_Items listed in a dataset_
□ □ □ □
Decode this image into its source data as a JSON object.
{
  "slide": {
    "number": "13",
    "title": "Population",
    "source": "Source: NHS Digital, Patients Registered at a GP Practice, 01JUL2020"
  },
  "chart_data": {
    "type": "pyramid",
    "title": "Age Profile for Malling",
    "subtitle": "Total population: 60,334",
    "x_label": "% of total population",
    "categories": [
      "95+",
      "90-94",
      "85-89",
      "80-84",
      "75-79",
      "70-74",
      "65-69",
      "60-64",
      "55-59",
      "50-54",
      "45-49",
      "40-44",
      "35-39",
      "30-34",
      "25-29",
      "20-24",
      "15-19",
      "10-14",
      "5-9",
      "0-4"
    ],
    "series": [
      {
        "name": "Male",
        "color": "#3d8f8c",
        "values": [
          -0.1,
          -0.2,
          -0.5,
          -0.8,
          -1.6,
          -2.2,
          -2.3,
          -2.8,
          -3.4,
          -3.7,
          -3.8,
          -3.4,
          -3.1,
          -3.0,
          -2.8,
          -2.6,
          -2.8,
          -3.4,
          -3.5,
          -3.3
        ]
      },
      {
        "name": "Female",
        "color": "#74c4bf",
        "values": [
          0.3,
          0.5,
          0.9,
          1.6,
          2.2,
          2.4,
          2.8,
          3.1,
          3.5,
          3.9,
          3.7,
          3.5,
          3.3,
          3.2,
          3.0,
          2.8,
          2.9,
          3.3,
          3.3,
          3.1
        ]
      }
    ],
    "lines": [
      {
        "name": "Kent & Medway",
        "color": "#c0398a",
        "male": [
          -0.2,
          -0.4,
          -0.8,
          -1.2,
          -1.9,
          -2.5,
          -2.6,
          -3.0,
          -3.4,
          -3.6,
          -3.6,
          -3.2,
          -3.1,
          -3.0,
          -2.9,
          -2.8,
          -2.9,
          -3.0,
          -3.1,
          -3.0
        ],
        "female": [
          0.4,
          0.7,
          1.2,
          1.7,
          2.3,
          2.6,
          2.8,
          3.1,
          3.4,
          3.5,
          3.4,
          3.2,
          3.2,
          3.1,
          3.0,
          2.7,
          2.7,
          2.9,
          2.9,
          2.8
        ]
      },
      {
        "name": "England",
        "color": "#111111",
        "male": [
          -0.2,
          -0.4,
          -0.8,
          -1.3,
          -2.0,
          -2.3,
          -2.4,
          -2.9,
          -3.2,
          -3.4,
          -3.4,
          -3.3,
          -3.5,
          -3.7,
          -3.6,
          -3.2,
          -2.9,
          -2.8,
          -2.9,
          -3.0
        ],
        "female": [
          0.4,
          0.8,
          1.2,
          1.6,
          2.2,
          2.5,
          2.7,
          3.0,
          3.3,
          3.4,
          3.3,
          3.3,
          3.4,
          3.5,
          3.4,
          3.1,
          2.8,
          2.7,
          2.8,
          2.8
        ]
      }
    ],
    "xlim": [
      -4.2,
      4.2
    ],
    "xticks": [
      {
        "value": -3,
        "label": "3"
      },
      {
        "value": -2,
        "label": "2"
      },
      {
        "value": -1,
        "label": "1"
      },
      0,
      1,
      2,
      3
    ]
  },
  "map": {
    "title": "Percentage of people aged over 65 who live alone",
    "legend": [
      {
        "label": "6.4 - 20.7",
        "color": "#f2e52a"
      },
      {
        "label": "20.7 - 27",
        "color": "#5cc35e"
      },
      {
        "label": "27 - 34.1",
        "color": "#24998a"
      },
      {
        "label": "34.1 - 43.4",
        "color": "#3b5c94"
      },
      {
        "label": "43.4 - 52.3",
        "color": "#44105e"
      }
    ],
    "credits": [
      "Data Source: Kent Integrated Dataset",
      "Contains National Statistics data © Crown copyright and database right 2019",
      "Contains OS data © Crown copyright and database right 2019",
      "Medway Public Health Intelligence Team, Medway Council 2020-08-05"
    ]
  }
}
□ □ □ □
_PROBLEM DETAILS_
Would you set down every entry again, exactly?

_ANSWER SPACE_
Decode this image into its source data as a JSON object.
{
  "slide": {
    "number": "13",
    "title": "Population",
    "source": "Source: NHS Digital, Patients Registered at a GP Practice, 01JUL2020"
  },
  "chart_data": {
    "type": "pyramid",
    "title": "Age Profile for Malling",
    "subtitle": "Total population: 60,334",
    "x_label": "% of total population",
    "categories": [
      "95+",
      "90-94",
      "85-89",
      "80-84",
      "75-79",
      "70-74",
      "65-69",
      "60-64",
      "55-59",
      "50-54",
      "45-49",
      "40-44",
      "35-39",
      "30-34",
      "25-29",
      "20-24",
      "15-19",
      "10-14",
      "5-9",
      "0-4"
    ],
    "series": [
      {
        "name": "Male",
        "color": "#3d8f8c",
        "values": [
          -0.1,
          -0.2,
          -0.5,
          -0.8,
          -1.6,
          -2.2,
          -2.3,
          -2.8,
          -3.4,
          -3.7,
          -3.8,
          -3.4,
          -3.1,
          -3.0,
          -2.8,
          -2.6,
          -2.8,
          -3.4,
          -3.5,
          -3.3
        ]
      },
      {
        "name": "Female",
        "color": "#74c4bf",
        "values": [
          0.3,
          0.5,
          0.9,
          1.6,
          2.2,
          2.4,
          2.8,
          3.1,
          3.5,
          3.9,
          3.7,
          3.5,
          3.3,
          3.2,
          3.0,
          2.8,
          2.9,
          3.3,
          3.3,
          3.1
        ]
      }
    ],
    "lines": [
      {
        "name": "Kent & Medway",
        "color": "#c0398a",
        "male": [
          -0.2,
          -0.4,
          -0.8,
          -1.2,
          -1.9,
          -2.5,
          -2.6,
          -3.0,
          -3.4,
          -3.6,
          -3.6,
          -3.2,
          -3.1,
          -3.0,
          -2.9,
          -2.8,
          -2.9,
          -3.0,
          -3.1,
          -3.0
        ],
        "female": [
          0.4,
          0.7,
          1.2,
          1.7,
          2.3,
          2.6,
          2.8,
          3.1,
          3.4,
          3.5,
          3.4,
          3.2,
          3.2,
          3.1,
          3.0,
          2.7,
          2.7,
          2.9,
          2.9,
          2.8
        ]
      },
      {
        "name": "England",
        "color": "#111111",
        "male": [
          -0.2,
          -0.4,
          -0.8,
          -1.3,
          -2.0,
          -2.3,
          -2.4,
          -2.9,
          -3.2,
          -3.4,
          -3.4,
          -3.3,
          -3.5,
          -3.7,
          -3.6,
          -3.2,
          -2.9,
          -2.8,
          -2.9,
          -3.0
        ],
        "female": [
          0.4,
          0.8,
          1.2,
          1.6,
          2.2,
          2.5,
          2.7,
          3.0,
          3.3,
          3.4,
          3.3,
          3.3,
          3.4,
          3.5,
          3.4,
          3.1,
          2.8,
          2.7,
          2.8,
          2.8
        ]
      }
    ],
    "xlim": [
      -4.2,
      4.2
    ],
    "xticks": [
      {
        "value": -3,
        "label": "3"
      },
      {
        "value": -2,
        "label": "2"
      },
      {
        "value": -1,
        "label": "1"
      },
      0,
      1,
      2,
      3
    ]
  },
  "map": {
    "title": "Percentage of people aged over 65 who live alone",
    "legend": [
      {
        "label": "6.4 - 20.7",
        "color": "#f2e52a"
      },
      {
        "label": "20.7 - 27",
        "color": "#5cc35e"
      },
      {
        "label": "27 - 34.1",
        "color": "#24998a"
      },
      {
        "label": "34.1 - 43.4",
        "color": "#3b5c94"
      },
      {
        "label": "43.4 - 52.3",
        "color": "#44105e"
      }
    ],
    "credits": [
      "Data Source: Kent Integrated Dataset",
      "Contains National Statistics data © Crown copyright and database right 2019",
      "Contains OS data © Crown copyright and database right 2019",
      "Medway Public Health Intelligence Team, Medway Council 2020-08-05"
    ]
  }
}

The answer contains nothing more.